START Exercise data

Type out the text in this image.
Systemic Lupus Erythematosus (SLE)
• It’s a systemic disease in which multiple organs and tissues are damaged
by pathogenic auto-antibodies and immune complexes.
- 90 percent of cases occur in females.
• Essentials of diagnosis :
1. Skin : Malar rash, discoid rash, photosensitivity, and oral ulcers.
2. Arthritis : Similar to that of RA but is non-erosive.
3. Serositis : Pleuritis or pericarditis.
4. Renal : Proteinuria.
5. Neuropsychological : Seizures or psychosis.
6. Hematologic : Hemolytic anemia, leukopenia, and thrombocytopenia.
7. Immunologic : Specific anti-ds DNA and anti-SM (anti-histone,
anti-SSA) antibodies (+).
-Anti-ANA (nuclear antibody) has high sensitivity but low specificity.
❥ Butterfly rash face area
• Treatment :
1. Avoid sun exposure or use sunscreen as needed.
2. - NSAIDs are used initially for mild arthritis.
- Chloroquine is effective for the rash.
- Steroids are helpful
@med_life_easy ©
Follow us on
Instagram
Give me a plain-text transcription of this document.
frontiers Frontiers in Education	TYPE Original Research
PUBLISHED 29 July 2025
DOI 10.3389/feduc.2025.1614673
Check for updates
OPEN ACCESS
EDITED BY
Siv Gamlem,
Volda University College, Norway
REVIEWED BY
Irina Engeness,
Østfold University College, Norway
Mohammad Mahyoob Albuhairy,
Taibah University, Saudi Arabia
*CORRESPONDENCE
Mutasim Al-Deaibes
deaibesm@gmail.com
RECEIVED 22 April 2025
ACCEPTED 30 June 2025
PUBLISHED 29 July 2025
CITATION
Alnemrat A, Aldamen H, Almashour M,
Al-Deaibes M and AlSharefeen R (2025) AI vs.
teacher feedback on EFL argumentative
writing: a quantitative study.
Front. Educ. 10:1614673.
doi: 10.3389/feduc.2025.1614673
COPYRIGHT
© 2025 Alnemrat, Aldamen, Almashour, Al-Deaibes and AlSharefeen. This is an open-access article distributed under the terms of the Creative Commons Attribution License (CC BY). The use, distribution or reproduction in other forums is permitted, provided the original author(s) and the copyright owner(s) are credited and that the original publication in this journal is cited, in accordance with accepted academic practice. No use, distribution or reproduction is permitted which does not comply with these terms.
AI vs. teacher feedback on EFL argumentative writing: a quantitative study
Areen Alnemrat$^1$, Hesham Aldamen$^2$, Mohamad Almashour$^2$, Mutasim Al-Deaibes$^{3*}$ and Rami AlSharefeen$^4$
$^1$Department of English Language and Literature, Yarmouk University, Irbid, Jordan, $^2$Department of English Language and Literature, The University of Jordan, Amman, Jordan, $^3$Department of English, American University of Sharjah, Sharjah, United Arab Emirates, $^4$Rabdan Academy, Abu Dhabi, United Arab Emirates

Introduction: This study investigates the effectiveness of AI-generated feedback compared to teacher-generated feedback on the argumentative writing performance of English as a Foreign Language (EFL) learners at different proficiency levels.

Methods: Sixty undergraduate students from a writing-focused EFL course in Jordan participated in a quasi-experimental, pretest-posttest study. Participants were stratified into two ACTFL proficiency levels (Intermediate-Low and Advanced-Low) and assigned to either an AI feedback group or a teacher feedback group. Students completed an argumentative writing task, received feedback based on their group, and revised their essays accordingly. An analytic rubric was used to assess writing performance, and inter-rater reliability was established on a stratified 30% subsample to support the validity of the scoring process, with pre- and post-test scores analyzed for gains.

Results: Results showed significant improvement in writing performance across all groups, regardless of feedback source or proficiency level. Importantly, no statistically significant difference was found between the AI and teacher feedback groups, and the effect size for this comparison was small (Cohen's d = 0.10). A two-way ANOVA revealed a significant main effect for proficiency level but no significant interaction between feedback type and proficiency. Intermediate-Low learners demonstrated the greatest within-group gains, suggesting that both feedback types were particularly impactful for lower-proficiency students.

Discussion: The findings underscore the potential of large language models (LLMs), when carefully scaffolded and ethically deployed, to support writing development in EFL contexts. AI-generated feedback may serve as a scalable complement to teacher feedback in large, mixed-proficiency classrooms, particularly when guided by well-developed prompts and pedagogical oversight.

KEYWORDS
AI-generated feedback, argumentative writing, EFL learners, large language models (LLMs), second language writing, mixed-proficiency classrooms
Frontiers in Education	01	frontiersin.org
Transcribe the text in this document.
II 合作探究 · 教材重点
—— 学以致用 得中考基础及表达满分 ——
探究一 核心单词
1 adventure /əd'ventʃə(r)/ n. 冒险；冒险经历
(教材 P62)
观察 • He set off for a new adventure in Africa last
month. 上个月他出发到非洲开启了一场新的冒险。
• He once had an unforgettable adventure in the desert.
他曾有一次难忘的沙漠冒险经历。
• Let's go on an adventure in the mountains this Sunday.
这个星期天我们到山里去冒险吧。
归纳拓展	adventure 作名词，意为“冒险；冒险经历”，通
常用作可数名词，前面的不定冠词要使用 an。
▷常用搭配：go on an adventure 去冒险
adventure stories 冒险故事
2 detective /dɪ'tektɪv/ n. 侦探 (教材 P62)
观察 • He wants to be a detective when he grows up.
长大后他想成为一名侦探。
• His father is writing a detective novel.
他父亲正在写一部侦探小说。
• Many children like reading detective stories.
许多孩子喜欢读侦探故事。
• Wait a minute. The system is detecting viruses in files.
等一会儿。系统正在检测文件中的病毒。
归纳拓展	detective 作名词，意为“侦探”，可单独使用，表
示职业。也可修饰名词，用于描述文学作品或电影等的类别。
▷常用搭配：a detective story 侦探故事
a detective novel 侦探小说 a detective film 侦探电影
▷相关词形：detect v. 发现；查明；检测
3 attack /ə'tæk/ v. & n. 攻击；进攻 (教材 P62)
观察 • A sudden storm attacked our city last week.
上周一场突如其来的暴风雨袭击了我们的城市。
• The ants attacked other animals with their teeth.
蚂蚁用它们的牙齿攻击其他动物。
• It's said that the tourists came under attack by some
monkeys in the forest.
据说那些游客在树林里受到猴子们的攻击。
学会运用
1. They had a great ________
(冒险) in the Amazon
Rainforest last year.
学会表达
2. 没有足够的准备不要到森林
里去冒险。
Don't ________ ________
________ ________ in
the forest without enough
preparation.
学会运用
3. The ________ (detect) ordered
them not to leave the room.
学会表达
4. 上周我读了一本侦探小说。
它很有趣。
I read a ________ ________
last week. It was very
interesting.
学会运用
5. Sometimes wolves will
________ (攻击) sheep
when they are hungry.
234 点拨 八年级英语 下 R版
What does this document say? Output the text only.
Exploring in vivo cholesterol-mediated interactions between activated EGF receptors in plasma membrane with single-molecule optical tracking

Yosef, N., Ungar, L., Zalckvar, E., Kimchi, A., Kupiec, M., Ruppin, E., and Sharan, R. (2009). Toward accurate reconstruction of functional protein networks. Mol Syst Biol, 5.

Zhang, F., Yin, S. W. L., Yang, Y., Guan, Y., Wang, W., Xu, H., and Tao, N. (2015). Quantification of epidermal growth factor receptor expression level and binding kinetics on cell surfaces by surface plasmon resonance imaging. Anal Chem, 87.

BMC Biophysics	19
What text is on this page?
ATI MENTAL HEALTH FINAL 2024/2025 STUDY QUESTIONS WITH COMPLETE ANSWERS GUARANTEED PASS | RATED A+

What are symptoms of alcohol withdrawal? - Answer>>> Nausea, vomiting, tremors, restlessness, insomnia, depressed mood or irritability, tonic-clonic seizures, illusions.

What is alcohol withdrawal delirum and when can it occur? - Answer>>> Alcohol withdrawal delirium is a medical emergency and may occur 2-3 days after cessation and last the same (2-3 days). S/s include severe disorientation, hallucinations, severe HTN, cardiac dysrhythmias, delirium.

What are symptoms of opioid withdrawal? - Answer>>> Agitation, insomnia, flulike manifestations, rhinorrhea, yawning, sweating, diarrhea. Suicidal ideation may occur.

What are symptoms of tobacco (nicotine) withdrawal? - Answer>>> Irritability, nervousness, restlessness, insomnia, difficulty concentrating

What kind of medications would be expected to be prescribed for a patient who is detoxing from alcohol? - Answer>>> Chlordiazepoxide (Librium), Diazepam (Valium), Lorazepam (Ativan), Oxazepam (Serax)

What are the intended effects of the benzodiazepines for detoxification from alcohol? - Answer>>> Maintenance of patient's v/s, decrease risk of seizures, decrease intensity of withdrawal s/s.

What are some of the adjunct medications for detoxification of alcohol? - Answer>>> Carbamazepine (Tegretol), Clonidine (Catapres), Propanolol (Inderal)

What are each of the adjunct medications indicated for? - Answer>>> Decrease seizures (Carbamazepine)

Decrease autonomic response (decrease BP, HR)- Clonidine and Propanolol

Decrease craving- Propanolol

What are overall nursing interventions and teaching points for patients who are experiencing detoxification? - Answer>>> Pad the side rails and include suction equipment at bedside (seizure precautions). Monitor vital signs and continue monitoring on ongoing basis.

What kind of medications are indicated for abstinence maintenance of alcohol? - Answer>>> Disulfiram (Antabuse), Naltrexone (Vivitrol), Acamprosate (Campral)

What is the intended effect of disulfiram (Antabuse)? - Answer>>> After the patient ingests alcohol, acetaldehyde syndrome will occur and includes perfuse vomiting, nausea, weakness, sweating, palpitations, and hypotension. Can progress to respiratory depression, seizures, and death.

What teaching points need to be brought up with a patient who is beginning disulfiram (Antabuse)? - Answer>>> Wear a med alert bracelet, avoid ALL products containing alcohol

END Exercise data

# Task prompt
Across the listing, how many lines contain "document"? State the number and nothing else.

# Task solution
3